SET EXERCISE - Output every line below without omitting or altering anything.

RECORD LIST -
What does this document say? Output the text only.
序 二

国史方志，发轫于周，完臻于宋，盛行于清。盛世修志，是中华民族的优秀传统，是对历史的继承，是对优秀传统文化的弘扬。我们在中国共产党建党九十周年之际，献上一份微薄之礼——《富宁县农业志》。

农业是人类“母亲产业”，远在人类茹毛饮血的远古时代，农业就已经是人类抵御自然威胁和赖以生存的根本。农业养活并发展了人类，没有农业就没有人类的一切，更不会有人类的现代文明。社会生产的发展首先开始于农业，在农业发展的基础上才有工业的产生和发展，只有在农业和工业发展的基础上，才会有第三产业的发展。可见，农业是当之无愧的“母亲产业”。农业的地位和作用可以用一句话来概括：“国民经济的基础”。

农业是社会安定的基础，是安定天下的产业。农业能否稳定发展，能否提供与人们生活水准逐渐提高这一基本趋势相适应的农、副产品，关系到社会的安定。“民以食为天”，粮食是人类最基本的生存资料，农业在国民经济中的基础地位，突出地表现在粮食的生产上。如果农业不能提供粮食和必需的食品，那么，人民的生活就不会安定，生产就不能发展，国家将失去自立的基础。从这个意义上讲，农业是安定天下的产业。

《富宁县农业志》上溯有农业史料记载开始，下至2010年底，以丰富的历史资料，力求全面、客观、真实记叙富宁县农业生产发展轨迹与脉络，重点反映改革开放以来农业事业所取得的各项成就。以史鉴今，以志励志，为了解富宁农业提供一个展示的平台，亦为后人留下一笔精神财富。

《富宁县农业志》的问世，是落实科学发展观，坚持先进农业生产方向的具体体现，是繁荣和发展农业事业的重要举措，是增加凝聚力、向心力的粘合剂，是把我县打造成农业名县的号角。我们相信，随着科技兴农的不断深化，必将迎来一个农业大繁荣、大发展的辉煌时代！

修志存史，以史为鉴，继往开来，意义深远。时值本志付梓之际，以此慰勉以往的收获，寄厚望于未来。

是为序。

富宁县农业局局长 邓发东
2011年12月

ANSWER IN FULL -
What does this document say? Output the text only.
序 二

国史方志，发轫于周，完臻于宋，盛行于清。盛世修志，是中华民族的优秀传统，是对历史的继承，是对优秀传统文化的弘扬。我们在中国共产党建党九十周年之际，献上一份微薄之礼——《富宁县农业志》。

农业是人类“母亲产业”，远在人类茹毛饮血的远古时代，农业就已经是人类抵御自然威胁和赖以生存的根本。农业养活并发展了人类，没有农业就没有人类的一切，更不会有人类的现代文明。社会生产的发展首先开始于农业，在农业发展的基础上才有工业的产生和发展，只有在农业和工业发展的基础上，才会有第三产业的发展。可见，农业是当之无愧的“母亲产业”。农业的地位和作用可以用一句话来概括：“国民经济的基础”。

农业是社会安定的基础，是安定天下的产业。农业能否稳定发展，能否提供与人们生活水准逐渐提高这一基本趋势相适应的农、副产品，关系到社会的安定。“民以食为天”，粮食是人类最基本的生存资料，农业在国民经济中的基础地位，突出地表现在粮食的生产上。如果农业不能提供粮食和必需的食品，那么，人民的生活就不会安定，生产就不能发展，国家将失去自立的基础。从这个意义上讲，农业是安定天下的产业。

《富宁县农业志》上溯有农业史料记载开始，下至2010年底，以丰富的历史资料，力求全面、客观、真实记叙富宁县农业生产发展轨迹与脉络，重点反映改革开放以来农业事业所取得的各项成就。以史鉴今，以志励志，为了解富宁农业提供一个展示的平台，亦为后人留下一笔精神财富。

《富宁县农业志》的问世，是落实科学发展观，坚持先进农业生产方向的具体体现，是繁荣和发展农业事业的重要举措，是增加凝聚力、向心力的粘合剂，是把我县打造成农业名县的号角。我们相信，随着科技兴农的不断深化，必将迎来一个农业大繁荣、大发展的辉煌时代！

修志存史，以史为鉴，继往开来，意义深远。时值本志付梓之际，以此慰勉以往的收获，寄厚望于未来。

是为序。

富宁县农业局局长 邓发东
2011年12月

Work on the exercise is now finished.